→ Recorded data
-- Start --
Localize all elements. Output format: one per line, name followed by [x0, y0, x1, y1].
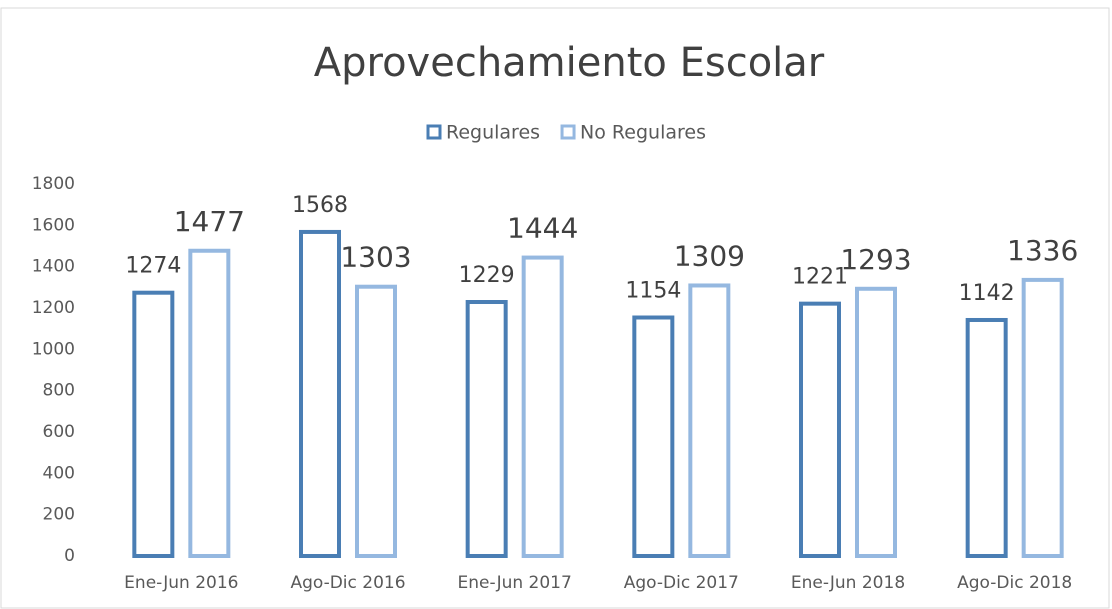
y-tick-label: 1600 — [32, 215, 75, 235]
bar — [632, 315, 675, 558]
value-label: 1229 — [459, 263, 515, 288]
x-tick-label: Ago-Dic 2016 — [290, 573, 405, 593]
value-label: 1444 — [507, 212, 578, 245]
y-tick-label: 1400 — [32, 257, 75, 277]
bar — [355, 284, 397, 558]
x-tick-label: Ago-Dic 2017 — [624, 573, 739, 593]
bar — [965, 317, 1008, 558]
bar — [1021, 277, 1064, 558]
value-label: 1154 — [625, 279, 681, 304]
bar — [465, 300, 508, 558]
y-tick-label: 1200 — [32, 298, 75, 318]
legend-swatch — [426, 124, 442, 140]
value-label: 1221 — [792, 265, 848, 290]
value-label: 1309 — [674, 239, 745, 272]
x-tick-label: Ene-Jun 2017 — [458, 573, 572, 593]
bar — [188, 248, 231, 558]
value-label: 1303 — [340, 241, 411, 274]
y-tick-label: 0 — [64, 546, 75, 566]
value-label: 1274 — [125, 254, 181, 279]
value-label: 1336 — [1007, 234, 1078, 267]
legend-label: Regulares — [446, 122, 540, 144]
bar — [299, 229, 341, 559]
x-tick-label: Ene-Jun 2016 — [124, 573, 238, 593]
x-tick-label: Ene-Jun 2018 — [791, 573, 905, 593]
chart-title: Aprovechamiento Escolar — [314, 40, 825, 86]
value-label: 1142 — [959, 281, 1015, 306]
legend-label: No Regulares — [580, 122, 706, 144]
bar — [132, 290, 175, 558]
value-label: 1293 — [840, 243, 911, 276]
bar — [855, 286, 897, 558]
value-label: 1477 — [174, 205, 245, 238]
bar — [688, 283, 731, 558]
y-tick-label: 600 — [43, 422, 75, 442]
y-tick-label: 800 — [43, 381, 75, 401]
bar — [521, 255, 564, 558]
y-tick-label: 1000 — [32, 339, 75, 359]
y-tick-label: 200 — [43, 505, 75, 525]
y-tick-label: 1800 — [32, 174, 75, 194]
legend-swatch — [560, 124, 576, 140]
bar — [799, 301, 841, 558]
value-label: 1568 — [292, 193, 348, 218]
x-tick-label: Ago-Dic 2018 — [957, 573, 1072, 593]
y-tick-label: 400 — [43, 463, 75, 483]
-- End --
Write out all of the items above again, word for word, and leave the picture out.

Localize all elements. Output format: one per line, name followed by [x0, y0, x1, y1].
y-tick-label: 1600 — [32, 215, 75, 235]
bar — [632, 315, 675, 558]
value-label: 1229 — [459, 263, 515, 288]
x-tick-label: Ago-Dic 2016 — [290, 573, 405, 593]
value-label: 1444 — [507, 212, 578, 245]
y-tick-label: 1400 — [32, 257, 75, 277]
bar — [355, 284, 397, 558]
x-tick-label: Ago-Dic 2017 — [624, 573, 739, 593]
bar — [965, 317, 1008, 558]
bar — [1021, 277, 1064, 558]
value-label: 1154 — [625, 279, 681, 304]
bar — [465, 300, 508, 558]
y-tick-label: 1200 — [32, 298, 75, 318]
legend-swatch — [426, 124, 442, 140]
value-label: 1221 — [792, 265, 848, 290]
value-label: 1309 — [674, 239, 745, 272]
x-tick-label: Ene-Jun 2017 — [458, 573, 572, 593]
bar — [188, 248, 231, 558]
value-label: 1303 — [340, 241, 411, 274]
y-tick-label: 0 — [64, 546, 75, 566]
value-label: 1274 — [125, 254, 181, 279]
value-label: 1336 — [1007, 234, 1078, 267]
legend-label: Regulares — [446, 122, 540, 144]
bar — [299, 229, 341, 559]
x-tick-label: Ene-Jun 2016 — [124, 573, 238, 593]
x-tick-label: Ene-Jun 2018 — [791, 573, 905, 593]
chart-title: Aprovechamiento Escolar — [314, 40, 825, 86]
value-label: 1142 — [959, 281, 1015, 306]
legend-label: No Regulares — [580, 122, 706, 144]
bar — [132, 290, 175, 558]
value-label: 1293 — [840, 243, 911, 276]
bar — [855, 286, 897, 558]
value-label: 1477 — [174, 205, 245, 238]
bar — [688, 283, 731, 558]
y-tick-label: 600 — [43, 422, 75, 442]
y-tick-label: 800 — [43, 381, 75, 401]
bar — [521, 255, 564, 558]
y-tick-label: 1000 — [32, 339, 75, 359]
y-tick-label: 200 — [43, 505, 75, 525]
y-tick-label: 1800 — [32, 174, 75, 194]
legend-swatch — [560, 124, 576, 140]
bar — [799, 301, 841, 558]
value-label: 1568 — [292, 193, 348, 218]
x-tick-label: Ago-Dic 2018 — [957, 573, 1072, 593]
y-tick-label: 400 — [43, 463, 75, 483]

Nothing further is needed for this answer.